▸ **What is expected**:
Search the records for "text". Copy every line where it appears.

━━━━

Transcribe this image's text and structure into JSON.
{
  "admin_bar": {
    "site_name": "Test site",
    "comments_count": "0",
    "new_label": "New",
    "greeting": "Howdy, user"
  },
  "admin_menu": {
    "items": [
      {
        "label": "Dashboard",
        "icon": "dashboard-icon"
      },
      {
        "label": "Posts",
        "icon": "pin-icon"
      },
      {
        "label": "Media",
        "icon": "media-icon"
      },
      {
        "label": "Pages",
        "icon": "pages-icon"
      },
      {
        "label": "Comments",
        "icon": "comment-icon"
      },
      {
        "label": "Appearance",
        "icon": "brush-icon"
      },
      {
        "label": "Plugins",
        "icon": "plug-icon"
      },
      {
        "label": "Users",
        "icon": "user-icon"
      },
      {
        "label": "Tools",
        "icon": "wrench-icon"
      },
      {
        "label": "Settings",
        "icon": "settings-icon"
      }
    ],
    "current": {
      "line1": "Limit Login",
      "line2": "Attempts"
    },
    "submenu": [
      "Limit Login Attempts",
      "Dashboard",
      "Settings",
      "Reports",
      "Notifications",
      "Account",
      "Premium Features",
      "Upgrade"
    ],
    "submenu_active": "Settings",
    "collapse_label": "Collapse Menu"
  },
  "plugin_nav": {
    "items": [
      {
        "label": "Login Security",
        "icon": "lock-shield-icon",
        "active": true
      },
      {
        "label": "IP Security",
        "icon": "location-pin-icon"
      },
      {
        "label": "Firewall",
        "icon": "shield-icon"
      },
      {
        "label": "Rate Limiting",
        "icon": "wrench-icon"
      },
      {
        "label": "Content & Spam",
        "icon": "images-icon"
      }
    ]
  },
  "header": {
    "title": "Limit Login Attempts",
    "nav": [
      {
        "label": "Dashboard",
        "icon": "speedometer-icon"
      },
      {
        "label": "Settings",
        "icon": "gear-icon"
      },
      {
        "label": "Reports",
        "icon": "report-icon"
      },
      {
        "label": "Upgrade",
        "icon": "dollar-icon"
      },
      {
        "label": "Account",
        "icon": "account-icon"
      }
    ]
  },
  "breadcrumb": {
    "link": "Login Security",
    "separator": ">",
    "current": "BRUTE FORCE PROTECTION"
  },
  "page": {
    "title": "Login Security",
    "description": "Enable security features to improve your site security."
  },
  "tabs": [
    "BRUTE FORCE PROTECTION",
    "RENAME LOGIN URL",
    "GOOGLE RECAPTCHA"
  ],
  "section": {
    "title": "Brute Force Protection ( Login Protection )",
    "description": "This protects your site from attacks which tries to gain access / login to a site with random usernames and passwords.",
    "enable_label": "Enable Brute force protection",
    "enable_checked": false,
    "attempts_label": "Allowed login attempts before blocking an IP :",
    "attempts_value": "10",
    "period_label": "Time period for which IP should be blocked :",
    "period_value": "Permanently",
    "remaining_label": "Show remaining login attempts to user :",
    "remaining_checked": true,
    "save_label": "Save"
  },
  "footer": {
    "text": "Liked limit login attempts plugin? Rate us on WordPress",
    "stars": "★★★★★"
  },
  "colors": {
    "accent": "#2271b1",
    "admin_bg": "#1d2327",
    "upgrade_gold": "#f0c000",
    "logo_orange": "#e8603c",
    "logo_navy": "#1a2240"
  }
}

━━━━

▸ **Finished answer**:
Transcribe this image's text and structure into JSON.
    "text": "Liked limit login attempts plugin? Rate us on WordPress",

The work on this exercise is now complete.